THE PROBLEM
Go through the material under this sentence. Return every line holding "Birmingham".

STORED DATA
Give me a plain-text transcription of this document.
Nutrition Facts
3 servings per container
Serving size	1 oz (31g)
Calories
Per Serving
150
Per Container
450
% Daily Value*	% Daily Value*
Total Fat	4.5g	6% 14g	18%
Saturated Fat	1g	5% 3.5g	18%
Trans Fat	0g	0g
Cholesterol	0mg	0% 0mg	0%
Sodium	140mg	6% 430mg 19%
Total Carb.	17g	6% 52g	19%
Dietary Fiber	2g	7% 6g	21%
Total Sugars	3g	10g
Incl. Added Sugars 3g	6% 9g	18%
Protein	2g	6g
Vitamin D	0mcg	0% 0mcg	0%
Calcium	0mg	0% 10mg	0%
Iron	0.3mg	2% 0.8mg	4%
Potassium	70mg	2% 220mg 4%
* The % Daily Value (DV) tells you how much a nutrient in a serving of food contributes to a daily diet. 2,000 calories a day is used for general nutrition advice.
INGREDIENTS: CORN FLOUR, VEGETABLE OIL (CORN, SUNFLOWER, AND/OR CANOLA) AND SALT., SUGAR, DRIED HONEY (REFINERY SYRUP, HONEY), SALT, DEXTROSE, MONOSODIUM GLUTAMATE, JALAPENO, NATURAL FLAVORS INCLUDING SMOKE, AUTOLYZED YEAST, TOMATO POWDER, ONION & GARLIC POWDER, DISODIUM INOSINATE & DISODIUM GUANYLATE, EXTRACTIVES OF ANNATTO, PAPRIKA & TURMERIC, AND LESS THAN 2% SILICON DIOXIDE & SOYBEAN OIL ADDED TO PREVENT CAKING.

* * *

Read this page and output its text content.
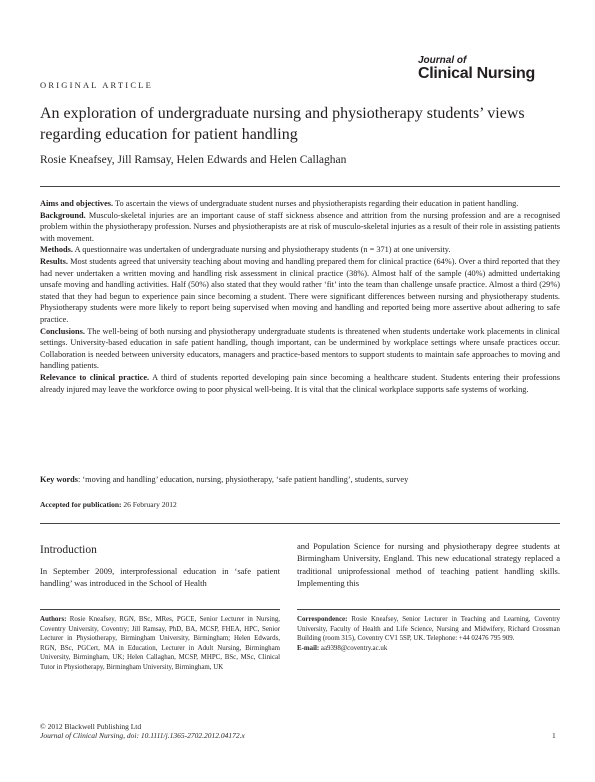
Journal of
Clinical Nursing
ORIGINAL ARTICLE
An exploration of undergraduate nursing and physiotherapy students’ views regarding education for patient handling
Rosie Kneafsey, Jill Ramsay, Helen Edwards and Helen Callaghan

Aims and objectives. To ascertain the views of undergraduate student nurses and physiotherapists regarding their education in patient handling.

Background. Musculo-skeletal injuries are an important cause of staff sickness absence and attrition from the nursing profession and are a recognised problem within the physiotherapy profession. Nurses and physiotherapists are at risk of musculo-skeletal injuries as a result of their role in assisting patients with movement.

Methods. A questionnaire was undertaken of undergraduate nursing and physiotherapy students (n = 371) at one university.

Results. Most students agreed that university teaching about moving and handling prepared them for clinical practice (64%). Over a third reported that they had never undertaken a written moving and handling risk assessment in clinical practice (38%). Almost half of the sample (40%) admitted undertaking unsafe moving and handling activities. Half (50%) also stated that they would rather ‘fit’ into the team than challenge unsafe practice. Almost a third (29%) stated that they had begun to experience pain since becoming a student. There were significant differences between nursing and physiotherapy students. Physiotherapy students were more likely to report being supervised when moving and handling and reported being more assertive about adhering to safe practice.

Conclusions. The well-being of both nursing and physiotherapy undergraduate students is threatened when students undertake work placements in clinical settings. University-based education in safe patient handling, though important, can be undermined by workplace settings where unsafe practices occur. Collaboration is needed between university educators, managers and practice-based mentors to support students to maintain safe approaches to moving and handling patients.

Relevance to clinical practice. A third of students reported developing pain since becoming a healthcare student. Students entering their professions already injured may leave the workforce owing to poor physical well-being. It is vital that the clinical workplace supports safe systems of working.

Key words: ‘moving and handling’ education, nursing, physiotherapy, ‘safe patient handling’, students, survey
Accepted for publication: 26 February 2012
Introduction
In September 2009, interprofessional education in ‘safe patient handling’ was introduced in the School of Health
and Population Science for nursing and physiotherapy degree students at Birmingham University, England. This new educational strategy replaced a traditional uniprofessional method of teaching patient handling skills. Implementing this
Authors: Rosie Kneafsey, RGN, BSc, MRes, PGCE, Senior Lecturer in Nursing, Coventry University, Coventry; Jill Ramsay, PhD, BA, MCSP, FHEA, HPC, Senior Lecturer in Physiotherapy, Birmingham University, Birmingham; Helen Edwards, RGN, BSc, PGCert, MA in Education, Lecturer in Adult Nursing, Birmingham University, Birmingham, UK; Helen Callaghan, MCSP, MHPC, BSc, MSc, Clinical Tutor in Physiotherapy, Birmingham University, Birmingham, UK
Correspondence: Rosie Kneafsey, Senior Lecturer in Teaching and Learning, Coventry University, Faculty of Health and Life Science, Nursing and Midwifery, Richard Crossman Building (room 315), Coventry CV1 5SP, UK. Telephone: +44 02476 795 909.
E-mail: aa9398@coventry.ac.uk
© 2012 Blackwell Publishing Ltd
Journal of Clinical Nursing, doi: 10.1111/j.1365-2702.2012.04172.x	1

ANSWER TO THIS PROBLEM
and Population Science for nursing and physiotherapy degree students at Birmingham University, England. This new educational strategy replaced a traditional uniprofessional method of teaching patient handling skills. Implementing this
Authors: Rosie Kneafsey, RGN, BSc, MRes, PGCE, Senior Lecturer in Nursing, Coventry University, Coventry; Jill Ramsay, PhD, BA, MCSP, FHEA, HPC, Senior Lecturer in Physiotherapy, Birmingham University, Birmingham; Helen Edwards, RGN, BSc, PGCert, MA in Education, Lecturer in Adult Nursing, Birmingham University, Birmingham, UK; Helen Callaghan, MCSP, MHPC, BSc, MSc, Clinical Tutor in Physiotherapy, Birmingham University, Birmingham, UK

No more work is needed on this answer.